- _Aim_
Reproduce the data that follows in its entirety, character for character.

■ ■ ■ ■ ■

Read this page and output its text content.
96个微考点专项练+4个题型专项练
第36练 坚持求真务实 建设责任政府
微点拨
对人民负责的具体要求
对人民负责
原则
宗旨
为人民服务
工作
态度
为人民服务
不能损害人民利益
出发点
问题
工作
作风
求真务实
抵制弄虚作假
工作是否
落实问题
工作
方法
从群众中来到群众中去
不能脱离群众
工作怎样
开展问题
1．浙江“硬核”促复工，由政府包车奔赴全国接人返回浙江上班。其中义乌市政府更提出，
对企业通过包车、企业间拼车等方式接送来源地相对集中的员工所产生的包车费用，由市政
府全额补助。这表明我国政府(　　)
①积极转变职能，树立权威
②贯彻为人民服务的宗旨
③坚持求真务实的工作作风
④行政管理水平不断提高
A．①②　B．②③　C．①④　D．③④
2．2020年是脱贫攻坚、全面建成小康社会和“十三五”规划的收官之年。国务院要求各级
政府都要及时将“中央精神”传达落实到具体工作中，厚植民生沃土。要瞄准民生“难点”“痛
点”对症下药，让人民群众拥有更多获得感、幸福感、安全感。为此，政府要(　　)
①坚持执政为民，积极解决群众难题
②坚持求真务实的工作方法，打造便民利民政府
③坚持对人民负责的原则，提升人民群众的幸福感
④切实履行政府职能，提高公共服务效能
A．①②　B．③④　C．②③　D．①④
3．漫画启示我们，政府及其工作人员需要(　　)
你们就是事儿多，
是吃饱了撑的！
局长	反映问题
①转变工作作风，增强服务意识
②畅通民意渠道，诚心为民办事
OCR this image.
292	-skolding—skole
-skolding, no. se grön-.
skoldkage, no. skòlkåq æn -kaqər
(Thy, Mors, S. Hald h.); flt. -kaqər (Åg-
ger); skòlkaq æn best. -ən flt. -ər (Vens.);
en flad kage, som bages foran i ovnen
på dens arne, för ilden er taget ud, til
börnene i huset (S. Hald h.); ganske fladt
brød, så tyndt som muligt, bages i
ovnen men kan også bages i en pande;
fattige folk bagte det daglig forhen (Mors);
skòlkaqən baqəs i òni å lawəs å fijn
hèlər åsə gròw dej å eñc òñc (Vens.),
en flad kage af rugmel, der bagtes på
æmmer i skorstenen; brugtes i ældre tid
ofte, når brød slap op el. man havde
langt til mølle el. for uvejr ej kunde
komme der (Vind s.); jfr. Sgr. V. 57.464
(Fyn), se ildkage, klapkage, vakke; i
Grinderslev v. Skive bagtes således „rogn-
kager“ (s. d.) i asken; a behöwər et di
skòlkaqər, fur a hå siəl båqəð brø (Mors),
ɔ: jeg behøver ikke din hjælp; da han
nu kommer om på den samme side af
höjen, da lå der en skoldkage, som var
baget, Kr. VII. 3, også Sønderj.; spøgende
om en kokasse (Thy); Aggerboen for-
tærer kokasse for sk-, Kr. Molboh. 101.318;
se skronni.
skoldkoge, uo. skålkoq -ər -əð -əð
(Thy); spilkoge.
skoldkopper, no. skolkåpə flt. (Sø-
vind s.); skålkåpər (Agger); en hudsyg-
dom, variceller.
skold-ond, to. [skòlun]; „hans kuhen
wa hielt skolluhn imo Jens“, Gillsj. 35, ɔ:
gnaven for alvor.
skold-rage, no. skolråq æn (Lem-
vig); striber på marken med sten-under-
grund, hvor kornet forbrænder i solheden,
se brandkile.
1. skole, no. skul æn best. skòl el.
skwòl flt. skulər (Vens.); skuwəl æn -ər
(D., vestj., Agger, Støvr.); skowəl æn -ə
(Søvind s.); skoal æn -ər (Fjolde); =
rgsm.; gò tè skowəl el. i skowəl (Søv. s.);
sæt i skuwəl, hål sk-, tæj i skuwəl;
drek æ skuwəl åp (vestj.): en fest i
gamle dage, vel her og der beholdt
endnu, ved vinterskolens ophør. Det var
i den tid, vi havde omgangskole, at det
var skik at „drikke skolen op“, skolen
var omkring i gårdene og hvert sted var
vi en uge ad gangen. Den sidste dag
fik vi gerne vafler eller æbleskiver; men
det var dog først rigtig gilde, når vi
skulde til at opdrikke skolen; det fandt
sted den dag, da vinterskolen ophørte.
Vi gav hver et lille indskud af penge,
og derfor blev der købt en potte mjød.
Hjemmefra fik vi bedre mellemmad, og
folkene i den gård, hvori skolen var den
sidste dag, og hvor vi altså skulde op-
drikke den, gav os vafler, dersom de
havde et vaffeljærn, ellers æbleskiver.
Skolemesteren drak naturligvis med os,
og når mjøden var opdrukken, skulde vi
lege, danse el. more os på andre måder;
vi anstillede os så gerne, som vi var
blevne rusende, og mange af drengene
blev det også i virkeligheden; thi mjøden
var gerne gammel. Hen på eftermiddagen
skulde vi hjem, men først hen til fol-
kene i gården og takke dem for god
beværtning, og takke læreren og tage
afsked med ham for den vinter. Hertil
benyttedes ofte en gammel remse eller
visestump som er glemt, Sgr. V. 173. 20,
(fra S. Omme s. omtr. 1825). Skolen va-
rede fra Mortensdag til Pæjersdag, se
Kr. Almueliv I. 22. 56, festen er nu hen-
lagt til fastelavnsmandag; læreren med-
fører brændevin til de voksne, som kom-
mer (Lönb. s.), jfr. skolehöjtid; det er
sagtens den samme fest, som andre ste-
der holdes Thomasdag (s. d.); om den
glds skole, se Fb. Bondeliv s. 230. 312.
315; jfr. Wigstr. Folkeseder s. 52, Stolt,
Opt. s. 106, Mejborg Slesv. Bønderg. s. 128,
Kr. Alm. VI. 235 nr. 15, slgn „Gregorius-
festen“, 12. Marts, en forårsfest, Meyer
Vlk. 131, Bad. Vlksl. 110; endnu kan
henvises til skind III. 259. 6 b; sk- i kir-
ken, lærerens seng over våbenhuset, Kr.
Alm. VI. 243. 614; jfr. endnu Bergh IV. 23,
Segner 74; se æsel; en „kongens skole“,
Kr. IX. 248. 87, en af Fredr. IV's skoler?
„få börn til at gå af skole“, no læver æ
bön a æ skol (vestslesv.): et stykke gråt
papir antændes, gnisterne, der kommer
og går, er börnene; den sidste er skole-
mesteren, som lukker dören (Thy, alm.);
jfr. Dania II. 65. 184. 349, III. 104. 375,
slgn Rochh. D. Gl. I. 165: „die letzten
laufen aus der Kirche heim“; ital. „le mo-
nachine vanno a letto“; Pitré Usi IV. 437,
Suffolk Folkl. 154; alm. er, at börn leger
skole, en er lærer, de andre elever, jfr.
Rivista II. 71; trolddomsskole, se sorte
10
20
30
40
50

■ ■ ■ ■ ■

- _Written reply_
Read this page and output its text content.
96个微考点专项练+4个题型专项练
第36练 坚持求真务实 建设责任政府
微点拨
对人民负责的具体要求
对人民负责
原则
宗旨
为人民服务
工作
态度
为人民服务
不能损害人民利益
出发点
问题
工作
作风
求真务实
抵制弄虚作假
工作是否
落实问题
工作
方法
从群众中来到群众中去
不能脱离群众
工作怎样
开展问题
1．浙江“硬核”促复工，由政府包车奔赴全国接人返回浙江上班。其中义乌市政府更提出，
对企业通过包车、企业间拼车等方式接送来源地相对集中的员工所产生的包车费用，由市政
府全额补助。这表明我国政府(　　)
①积极转变职能，树立权威
②贯彻为人民服务的宗旨
③坚持求真务实的工作作风
④行政管理水平不断提高
A．①②　B．②③　C．①④　D．③④
2．2020年是脱贫攻坚、全面建成小康社会和“十三五”规划的收官之年。国务院要求各级
政府都要及时将“中央精神”传达落实到具体工作中，厚植民生沃土。要瞄准民生“难点”“痛
点”对症下药，让人民群众拥有更多获得感、幸福感、安全感。为此，政府要(　　)
①坚持执政为民，积极解决群众难题
②坚持求真务实的工作方法，打造便民利民政府
③坚持对人民负责的原则，提升人民群众的幸福感
④切实履行政府职能，提高公共服务效能
A．①②　B．③④　C．②③　D．①④
3．漫画启示我们，政府及其工作人员需要(　　)
你们就是事儿多，
是吃饱了撑的！
局长	反映问题
①转变工作作风，增强服务意识
②畅通民意渠道，诚心为民办事
OCR this image.
292	-skolding—skole
-skolding, no. se grön-.
skoldkage, no. skòlkåq æn -kaqər
(Thy, Mors, S. Hald h.); flt. -kaqər (Åg-
ger); skòlkaq æn best. -ən flt. -ər (Vens.);
en flad kage, som bages foran i ovnen
på dens arne, för ilden er taget ud, til
börnene i huset (S. Hald h.); ganske fladt
brød, så tyndt som muligt, bages i
ovnen men kan også bages i en pande;
fattige folk bagte det daglig forhen (Mors);
skòlkaqən baqəs i òni å lawəs å fijn
hèlər åsə gròw dej å eñc òñc (Vens.),
en flad kage af rugmel, der bagtes på
æmmer i skorstenen; brugtes i ældre tid
ofte, når brød slap op el. man havde
langt til mølle el. for uvejr ej kunde
komme der (Vind s.); jfr. Sgr. V. 57.464
(Fyn), se ildkage, klapkage, vakke; i
Grinderslev v. Skive bagtes således „rogn-
kager“ (s. d.) i asken; a behöwər et di
skòlkaqər, fur a hå siəl båqəð brø (Mors),
ɔ: jeg behøver ikke din hjælp; da han
nu kommer om på den samme side af
höjen, da lå der en skoldkage, som var
baget, Kr. VII. 3, også Sønderj.; spøgende
om en kokasse (Thy); Aggerboen for-
tærer kokasse for sk-, Kr. Molboh. 101.318;
se skronni.
skoldkoge, uo. skålkoq -ər -əð -əð
(Thy); spilkoge.
skoldkopper, no. skolkåpə flt. (Sø-
vind s.); skålkåpər (Agger); en hudsyg-
dom, variceller.
skold-ond, to. [skòlun]; „hans kuhen
wa hielt skolluhn imo Jens“, Gillsj. 35, ɔ:
gnaven for alvor.
skold-rage, no. skolråq æn (Lem-
vig); striber på marken med sten-under-
grund, hvor kornet forbrænder i solheden,
se brandkile.
1. skole, no. skul æn best. skòl el.
skwòl flt. skulər (Vens.); skuwəl æn -ər
(D., vestj., Agger, Støvr.); skowəl æn -ə
(Søvind s.); skoal æn -ər (Fjolde); =
rgsm.; gò tè skowəl el. i skowəl (Søv. s.);
sæt i skuwəl, hål sk-, tæj i skuwəl;
drek æ skuwəl åp (vestj.): en fest i
gamle dage, vel her og der beholdt
endnu, ved vinterskolens ophør. Det var
i den tid, vi havde omgangskole, at det
var skik at „drikke skolen op“, skolen
var omkring i gårdene og hvert sted var
vi en uge ad gangen. Den sidste dag
fik vi gerne vafler eller æbleskiver; men
det var dog først rigtig gilde, når vi
skulde til at opdrikke skolen; det fandt
sted den dag, da vinterskolen ophørte.
Vi gav hver et lille indskud af penge,
og derfor blev der købt en potte mjød.
Hjemmefra fik vi bedre mellemmad, og
folkene i den gård, hvori skolen var den
sidste dag, og hvor vi altså skulde op-
drikke den, gav os vafler, dersom de
havde et vaffeljærn, ellers æbleskiver.
Skolemesteren drak naturligvis med os,
og når mjøden var opdrukken, skulde vi
lege, danse el. more os på andre måder;
vi anstillede os så gerne, som vi var
blevne rusende, og mange af drengene
blev det også i virkeligheden; thi mjøden
var gerne gammel. Hen på eftermiddagen
skulde vi hjem, men først hen til fol-
kene i gården og takke dem for god
beværtning, og takke læreren og tage
afsked med ham for den vinter. Hertil
benyttedes ofte en gammel remse eller
visestump som er glemt, Sgr. V. 173. 20,
(fra S. Omme s. omtr. 1825). Skolen va-
rede fra Mortensdag til Pæjersdag, se
Kr. Almueliv I. 22. 56, festen er nu hen-
lagt til fastelavnsmandag; læreren med-
fører brændevin til de voksne, som kom-
mer (Lönb. s.), jfr. skolehöjtid; det er
sagtens den samme fest, som andre ste-
der holdes Thomasdag (s. d.); om den
glds skole, se Fb. Bondeliv s. 230. 312.
315; jfr. Wigstr. Folkeseder s. 52, Stolt,
Opt. s. 106, Mejborg Slesv. Bønderg. s. 128,
Kr. Alm. VI. 235 nr. 15, slgn „Gregorius-
festen“, 12. Marts, en forårsfest, Meyer
Vlk. 131, Bad. Vlksl. 110; endnu kan
henvises til skind III. 259. 6 b; sk- i kir-
ken, lærerens seng over våbenhuset, Kr.
Alm. VI. 243. 614; jfr. endnu Bergh IV. 23,
Segner 74; se æsel; en „kongens skole“,
Kr. IX. 248. 87, en af Fredr. IV's skoler?
„få börn til at gå af skole“, no læver æ
bön a æ skol (vestslesv.): et stykke gråt
papir antændes, gnisterne, der kommer
og går, er börnene; den sidste er skole-
mesteren, som lukker dören (Thy, alm.);
jfr. Dania II. 65. 184. 349, III. 104. 375,
slgn Rochh. D. Gl. I. 165: „die letzten
laufen aus der Kirche heim“; ital. „le mo-
nachine vanno a letto“; Pitré Usi IV. 437,
Suffolk Folkl. 154; alm. er, at börn leger
skole, en er lærer, de andre elever, jfr.
Rivista II. 71; trolddomsskole, se sorte
10
20
30
40
50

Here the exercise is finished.